REQUIREMENTS = Return each line containing "title".

[START ENTRIES SHOWN]

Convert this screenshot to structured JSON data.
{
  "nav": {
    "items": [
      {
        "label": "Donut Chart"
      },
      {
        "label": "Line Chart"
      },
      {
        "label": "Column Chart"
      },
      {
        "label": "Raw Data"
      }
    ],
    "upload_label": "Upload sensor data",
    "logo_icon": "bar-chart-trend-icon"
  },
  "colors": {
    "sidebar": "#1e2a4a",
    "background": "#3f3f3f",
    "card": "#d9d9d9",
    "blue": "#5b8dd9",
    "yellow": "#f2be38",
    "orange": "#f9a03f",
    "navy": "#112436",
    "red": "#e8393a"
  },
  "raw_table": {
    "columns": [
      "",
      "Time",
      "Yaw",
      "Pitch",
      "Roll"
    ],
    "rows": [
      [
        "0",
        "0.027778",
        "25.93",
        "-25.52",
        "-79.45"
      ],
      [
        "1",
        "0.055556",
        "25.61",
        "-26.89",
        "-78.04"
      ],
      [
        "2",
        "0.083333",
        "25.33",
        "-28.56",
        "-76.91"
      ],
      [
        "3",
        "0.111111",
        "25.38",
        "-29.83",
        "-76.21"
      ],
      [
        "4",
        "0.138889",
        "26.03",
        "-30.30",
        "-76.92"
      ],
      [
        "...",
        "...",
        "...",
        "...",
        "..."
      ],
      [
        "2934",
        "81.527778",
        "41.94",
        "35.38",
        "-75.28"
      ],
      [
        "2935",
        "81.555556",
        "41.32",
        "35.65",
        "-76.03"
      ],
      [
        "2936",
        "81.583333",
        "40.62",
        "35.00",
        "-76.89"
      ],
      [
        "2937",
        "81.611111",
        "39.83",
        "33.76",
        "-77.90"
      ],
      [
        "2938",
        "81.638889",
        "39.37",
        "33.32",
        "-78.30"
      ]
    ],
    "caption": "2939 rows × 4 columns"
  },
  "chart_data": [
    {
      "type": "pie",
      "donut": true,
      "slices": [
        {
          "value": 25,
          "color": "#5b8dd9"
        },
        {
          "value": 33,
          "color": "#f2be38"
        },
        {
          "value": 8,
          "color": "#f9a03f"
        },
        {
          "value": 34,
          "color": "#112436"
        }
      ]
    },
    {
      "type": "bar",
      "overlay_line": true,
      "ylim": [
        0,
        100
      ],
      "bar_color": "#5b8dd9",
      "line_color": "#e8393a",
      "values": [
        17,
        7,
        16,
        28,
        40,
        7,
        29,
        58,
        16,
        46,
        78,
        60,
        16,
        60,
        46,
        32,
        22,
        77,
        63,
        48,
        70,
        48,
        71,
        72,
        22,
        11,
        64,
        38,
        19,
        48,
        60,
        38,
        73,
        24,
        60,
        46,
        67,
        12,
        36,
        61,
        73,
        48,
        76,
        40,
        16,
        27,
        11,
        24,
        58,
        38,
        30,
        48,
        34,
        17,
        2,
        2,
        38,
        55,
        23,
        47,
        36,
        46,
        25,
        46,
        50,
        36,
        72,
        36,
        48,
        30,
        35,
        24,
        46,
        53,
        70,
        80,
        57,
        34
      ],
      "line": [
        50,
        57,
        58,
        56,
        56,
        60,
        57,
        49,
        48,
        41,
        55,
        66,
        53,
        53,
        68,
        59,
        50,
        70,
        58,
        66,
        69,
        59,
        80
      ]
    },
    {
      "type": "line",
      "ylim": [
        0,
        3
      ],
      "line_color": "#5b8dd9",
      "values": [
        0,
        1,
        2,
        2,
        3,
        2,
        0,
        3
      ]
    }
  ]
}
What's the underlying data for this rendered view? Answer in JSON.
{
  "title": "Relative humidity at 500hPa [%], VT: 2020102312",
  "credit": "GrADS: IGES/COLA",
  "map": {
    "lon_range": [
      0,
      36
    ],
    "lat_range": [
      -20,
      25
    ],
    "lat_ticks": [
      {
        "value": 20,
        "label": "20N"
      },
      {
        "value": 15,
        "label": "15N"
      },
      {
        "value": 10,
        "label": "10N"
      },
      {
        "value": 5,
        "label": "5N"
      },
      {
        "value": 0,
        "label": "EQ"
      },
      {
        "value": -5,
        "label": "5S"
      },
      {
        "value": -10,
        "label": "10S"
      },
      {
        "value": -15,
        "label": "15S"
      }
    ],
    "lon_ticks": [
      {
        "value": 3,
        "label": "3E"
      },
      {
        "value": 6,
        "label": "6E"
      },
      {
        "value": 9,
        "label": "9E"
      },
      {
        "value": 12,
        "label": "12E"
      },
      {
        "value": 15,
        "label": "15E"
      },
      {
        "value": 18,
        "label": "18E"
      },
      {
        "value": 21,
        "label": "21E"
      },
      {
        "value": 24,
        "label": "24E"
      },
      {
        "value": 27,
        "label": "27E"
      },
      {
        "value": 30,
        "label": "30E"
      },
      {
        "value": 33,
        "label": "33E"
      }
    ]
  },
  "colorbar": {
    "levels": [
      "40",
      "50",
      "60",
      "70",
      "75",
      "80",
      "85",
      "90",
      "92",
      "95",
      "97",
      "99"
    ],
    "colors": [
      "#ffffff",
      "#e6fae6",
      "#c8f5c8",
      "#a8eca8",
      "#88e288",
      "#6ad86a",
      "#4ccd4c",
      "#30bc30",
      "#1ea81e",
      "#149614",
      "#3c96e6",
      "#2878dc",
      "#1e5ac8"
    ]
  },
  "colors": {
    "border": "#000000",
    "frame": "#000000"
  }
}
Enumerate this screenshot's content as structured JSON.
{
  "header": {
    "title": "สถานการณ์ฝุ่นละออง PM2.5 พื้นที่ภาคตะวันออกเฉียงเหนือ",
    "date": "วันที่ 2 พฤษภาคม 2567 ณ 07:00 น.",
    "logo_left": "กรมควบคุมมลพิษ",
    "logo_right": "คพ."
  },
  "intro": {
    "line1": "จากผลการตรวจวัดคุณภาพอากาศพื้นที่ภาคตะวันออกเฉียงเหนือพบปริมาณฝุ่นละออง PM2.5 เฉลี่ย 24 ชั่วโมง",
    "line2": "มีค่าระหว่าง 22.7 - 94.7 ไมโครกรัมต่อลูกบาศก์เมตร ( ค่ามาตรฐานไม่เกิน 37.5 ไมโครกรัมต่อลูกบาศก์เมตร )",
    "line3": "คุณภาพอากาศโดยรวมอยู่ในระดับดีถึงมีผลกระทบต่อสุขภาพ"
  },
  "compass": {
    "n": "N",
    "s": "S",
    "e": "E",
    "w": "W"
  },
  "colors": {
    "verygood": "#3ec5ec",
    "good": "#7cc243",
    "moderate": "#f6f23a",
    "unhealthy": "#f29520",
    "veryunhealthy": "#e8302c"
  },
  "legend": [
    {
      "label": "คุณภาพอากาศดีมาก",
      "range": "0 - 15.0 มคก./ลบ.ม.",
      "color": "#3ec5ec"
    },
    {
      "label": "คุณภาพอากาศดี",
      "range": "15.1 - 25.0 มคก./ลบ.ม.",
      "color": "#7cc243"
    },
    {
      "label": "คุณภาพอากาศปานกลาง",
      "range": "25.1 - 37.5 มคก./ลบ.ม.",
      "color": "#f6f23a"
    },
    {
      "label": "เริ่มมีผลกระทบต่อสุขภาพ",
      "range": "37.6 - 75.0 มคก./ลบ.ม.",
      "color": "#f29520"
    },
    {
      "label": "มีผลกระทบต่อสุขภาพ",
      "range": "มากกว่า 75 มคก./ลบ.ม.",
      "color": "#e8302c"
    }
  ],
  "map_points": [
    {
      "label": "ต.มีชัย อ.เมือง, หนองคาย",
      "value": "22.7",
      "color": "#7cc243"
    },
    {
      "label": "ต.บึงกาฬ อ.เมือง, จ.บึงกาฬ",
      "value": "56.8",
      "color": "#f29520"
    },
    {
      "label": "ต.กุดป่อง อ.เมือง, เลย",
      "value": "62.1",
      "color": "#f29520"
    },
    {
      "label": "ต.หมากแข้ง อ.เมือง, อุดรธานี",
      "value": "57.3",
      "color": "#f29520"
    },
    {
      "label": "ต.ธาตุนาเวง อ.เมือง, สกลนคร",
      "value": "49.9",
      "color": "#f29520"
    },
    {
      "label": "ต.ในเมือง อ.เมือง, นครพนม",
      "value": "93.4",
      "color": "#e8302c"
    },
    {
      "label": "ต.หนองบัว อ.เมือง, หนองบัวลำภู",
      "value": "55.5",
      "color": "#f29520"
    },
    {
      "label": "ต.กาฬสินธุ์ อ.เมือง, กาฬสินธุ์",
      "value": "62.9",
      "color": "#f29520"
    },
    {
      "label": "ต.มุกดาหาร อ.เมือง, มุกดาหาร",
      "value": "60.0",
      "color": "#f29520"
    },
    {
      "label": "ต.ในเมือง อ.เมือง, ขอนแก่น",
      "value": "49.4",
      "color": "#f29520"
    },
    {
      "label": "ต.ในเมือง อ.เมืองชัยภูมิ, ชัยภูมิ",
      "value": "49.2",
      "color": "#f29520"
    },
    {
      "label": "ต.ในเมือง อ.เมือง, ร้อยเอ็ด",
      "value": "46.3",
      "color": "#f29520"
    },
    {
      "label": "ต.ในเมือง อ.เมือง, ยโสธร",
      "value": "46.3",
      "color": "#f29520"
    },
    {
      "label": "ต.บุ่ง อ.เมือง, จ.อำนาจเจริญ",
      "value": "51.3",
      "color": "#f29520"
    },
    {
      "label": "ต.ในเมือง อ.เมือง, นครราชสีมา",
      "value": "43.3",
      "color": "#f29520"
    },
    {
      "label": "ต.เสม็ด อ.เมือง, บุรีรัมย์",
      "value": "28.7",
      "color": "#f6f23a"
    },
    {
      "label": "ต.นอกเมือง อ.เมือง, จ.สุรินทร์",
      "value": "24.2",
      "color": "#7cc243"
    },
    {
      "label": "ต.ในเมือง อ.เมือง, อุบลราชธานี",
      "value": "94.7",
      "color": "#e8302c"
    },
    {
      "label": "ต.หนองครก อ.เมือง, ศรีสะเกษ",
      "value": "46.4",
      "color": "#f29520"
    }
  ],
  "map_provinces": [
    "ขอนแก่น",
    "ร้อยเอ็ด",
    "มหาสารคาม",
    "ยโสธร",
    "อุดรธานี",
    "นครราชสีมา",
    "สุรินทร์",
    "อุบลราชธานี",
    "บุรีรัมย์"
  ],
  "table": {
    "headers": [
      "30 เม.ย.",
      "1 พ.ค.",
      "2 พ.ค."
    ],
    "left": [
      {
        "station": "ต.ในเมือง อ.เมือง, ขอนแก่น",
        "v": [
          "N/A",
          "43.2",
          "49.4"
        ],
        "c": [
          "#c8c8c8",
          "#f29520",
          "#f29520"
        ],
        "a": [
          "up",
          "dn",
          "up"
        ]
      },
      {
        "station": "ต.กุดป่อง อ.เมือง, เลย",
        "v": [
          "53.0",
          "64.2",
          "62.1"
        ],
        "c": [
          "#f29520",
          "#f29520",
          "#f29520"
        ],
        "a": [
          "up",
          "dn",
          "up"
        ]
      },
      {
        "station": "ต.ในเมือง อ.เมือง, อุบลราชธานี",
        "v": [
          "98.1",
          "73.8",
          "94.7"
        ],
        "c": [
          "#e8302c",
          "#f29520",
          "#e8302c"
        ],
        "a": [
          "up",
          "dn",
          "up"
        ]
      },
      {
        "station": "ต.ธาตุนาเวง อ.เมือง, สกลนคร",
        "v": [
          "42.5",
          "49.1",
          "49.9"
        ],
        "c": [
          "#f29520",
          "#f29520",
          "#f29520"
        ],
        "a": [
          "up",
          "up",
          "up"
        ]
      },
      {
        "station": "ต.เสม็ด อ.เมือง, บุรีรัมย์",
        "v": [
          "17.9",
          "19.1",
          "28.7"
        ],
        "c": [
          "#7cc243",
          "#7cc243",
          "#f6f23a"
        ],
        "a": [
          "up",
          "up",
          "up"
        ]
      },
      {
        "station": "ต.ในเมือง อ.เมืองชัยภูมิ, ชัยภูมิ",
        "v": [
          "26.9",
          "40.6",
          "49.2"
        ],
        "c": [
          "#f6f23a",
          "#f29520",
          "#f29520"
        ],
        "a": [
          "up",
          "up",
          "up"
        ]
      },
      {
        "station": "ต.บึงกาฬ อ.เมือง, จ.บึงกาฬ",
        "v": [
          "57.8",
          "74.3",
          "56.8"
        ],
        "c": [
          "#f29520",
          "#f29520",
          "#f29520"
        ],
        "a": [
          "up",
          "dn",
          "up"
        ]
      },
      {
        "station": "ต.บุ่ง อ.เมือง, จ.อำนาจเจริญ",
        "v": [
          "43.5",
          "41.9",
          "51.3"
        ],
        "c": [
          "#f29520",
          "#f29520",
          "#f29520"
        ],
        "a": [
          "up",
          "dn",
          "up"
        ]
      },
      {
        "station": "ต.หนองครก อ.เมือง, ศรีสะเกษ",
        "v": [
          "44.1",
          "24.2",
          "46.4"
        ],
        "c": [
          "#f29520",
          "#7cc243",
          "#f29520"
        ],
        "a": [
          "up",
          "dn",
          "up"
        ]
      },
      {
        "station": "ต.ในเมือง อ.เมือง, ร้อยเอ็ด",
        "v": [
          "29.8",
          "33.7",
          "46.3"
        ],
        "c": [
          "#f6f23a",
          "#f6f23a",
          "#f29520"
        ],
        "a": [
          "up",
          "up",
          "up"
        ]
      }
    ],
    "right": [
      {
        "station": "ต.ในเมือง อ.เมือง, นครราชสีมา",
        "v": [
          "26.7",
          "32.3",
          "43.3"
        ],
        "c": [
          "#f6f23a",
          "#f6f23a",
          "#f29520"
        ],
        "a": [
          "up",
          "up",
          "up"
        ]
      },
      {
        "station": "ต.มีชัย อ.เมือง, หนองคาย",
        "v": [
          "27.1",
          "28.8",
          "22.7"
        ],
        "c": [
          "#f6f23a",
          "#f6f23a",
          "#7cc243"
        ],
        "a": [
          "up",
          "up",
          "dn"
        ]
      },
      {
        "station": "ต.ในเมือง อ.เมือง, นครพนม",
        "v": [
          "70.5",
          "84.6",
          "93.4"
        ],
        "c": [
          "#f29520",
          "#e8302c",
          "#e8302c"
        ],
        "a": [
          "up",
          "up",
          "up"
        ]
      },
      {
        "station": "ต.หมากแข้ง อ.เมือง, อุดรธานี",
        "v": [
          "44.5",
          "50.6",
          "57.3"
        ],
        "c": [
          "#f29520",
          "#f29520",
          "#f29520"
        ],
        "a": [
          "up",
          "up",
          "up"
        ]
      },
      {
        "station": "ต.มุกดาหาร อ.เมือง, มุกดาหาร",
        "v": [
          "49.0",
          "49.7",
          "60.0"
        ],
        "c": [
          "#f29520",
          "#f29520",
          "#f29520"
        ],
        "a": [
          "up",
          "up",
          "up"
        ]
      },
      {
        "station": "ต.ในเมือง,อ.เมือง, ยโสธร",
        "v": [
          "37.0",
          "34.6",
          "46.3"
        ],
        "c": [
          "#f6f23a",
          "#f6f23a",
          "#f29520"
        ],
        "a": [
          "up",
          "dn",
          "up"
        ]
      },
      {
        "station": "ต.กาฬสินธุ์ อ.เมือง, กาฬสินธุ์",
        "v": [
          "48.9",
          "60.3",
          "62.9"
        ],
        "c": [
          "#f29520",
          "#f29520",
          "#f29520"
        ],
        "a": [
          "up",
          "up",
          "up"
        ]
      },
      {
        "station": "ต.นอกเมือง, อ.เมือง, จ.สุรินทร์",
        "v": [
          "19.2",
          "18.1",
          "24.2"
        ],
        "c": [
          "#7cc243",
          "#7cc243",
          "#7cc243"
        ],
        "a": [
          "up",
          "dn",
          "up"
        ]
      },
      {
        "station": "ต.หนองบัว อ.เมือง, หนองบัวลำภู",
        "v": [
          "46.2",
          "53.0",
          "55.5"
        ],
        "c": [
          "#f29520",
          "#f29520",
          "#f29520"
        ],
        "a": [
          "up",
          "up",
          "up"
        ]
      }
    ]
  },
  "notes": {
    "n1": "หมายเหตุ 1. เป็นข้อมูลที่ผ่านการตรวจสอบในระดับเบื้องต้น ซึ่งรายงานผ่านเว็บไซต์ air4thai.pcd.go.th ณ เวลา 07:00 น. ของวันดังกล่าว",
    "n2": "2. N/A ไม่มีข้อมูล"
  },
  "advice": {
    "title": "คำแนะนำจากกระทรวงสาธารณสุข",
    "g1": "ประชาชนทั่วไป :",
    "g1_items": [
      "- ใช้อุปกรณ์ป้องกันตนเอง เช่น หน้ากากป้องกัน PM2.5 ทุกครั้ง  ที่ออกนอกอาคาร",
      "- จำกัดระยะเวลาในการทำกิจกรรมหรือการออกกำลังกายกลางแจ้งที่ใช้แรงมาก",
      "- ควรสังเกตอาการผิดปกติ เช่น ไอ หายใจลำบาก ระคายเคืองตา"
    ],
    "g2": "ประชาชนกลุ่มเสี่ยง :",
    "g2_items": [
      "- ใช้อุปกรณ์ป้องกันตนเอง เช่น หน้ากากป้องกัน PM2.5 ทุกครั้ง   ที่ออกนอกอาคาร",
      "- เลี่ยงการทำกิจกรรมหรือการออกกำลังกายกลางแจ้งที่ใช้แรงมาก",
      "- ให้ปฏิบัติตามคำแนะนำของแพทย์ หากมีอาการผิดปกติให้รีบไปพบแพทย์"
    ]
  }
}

[END ENTRIES SHOWN]

FINISHED EXERCISE =
  "title": "Relative humidity at 500hPa [%], VT: 2020102312",
    "title": "สถานการณ์ฝุ่นละออง PM2.5 พื้นที่ภาคตะวันออกเฉียงเหนือ",
    "title": "คำแนะนำจากกระทรวงสาธารณสุข",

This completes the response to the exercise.